■ Goal ■
Return only the lines starting at the line that contains "Give me a plain-text" and ending with the final line of the listing; include both endpoints.
================================
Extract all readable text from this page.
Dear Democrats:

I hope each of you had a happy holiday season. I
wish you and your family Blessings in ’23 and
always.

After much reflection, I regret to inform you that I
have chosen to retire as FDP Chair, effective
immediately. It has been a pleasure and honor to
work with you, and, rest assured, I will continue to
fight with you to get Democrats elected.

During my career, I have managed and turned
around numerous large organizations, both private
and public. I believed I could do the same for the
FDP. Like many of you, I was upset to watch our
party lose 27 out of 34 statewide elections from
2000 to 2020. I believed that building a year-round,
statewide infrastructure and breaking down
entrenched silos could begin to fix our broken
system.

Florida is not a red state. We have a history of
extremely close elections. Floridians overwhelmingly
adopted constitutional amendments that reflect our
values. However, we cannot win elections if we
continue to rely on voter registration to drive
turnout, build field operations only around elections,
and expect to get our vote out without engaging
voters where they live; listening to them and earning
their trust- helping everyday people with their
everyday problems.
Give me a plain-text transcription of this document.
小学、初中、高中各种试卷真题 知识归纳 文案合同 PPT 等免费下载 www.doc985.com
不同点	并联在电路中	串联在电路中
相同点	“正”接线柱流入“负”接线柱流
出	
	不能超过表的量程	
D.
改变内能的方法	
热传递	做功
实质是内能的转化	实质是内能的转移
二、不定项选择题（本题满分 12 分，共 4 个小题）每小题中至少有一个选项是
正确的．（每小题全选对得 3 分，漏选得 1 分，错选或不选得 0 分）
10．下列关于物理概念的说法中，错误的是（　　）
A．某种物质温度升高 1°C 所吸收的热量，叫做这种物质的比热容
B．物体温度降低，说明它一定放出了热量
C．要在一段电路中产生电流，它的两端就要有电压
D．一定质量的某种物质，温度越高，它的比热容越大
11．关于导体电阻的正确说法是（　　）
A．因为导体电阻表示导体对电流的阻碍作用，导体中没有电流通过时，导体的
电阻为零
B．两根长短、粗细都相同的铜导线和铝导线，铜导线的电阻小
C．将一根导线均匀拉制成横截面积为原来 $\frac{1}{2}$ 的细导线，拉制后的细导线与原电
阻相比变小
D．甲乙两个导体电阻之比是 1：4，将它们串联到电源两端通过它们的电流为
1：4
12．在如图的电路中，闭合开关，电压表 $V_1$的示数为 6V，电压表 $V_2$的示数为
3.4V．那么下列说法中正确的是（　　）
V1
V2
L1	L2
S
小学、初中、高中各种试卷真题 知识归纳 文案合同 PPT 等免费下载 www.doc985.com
================================
■ Task result ■
Give me a plain-text transcription of this document.
小学、初中、高中各种试卷真题 知识归纳 文案合同 PPT 等免费下载 www.doc985.com
不同点	并联在电路中	串联在电路中
相同点	“正”接线柱流入“负”接线柱流
出	
	不能超过表的量程	
D.
改变内能的方法	
热传递	做功
实质是内能的转化	实质是内能的转移
二、不定项选择题（本题满分 12 分，共 4 个小题）每小题中至少有一个选项是
正确的．（每小题全选对得 3 分，漏选得 1 分，错选或不选得 0 分）
10．下列关于物理概念的说法中，错误的是（　　）
A．某种物质温度升高 1°C 所吸收的热量，叫做这种物质的比热容
B．物体温度降低，说明它一定放出了热量
C．要在一段电路中产生电流，它的两端就要有电压
D．一定质量的某种物质，温度越高，它的比热容越大
11．关于导体电阻的正确说法是（　　）
A．因为导体电阻表示导体对电流的阻碍作用，导体中没有电流通过时，导体的
电阻为零
B．两根长短、粗细都相同的铜导线和铝导线，铜导线的电阻小
C．将一根导线均匀拉制成横截面积为原来 $\frac{1}{2}$ 的细导线，拉制后的细导线与原电
阻相比变小
D．甲乙两个导体电阻之比是 1：4，将它们串联到电源两端通过它们的电流为
1：4
12．在如图的电路中，闭合开关，电压表 $V_1$的示数为 6V，电压表 $V_2$的示数为
3.4V．那么下列说法中正确的是（　　）
V1
V2
L1	L2
S
小学、初中、高中各种试卷真题 知识归纳 文案合同 PPT 等免费下载 www.doc985.com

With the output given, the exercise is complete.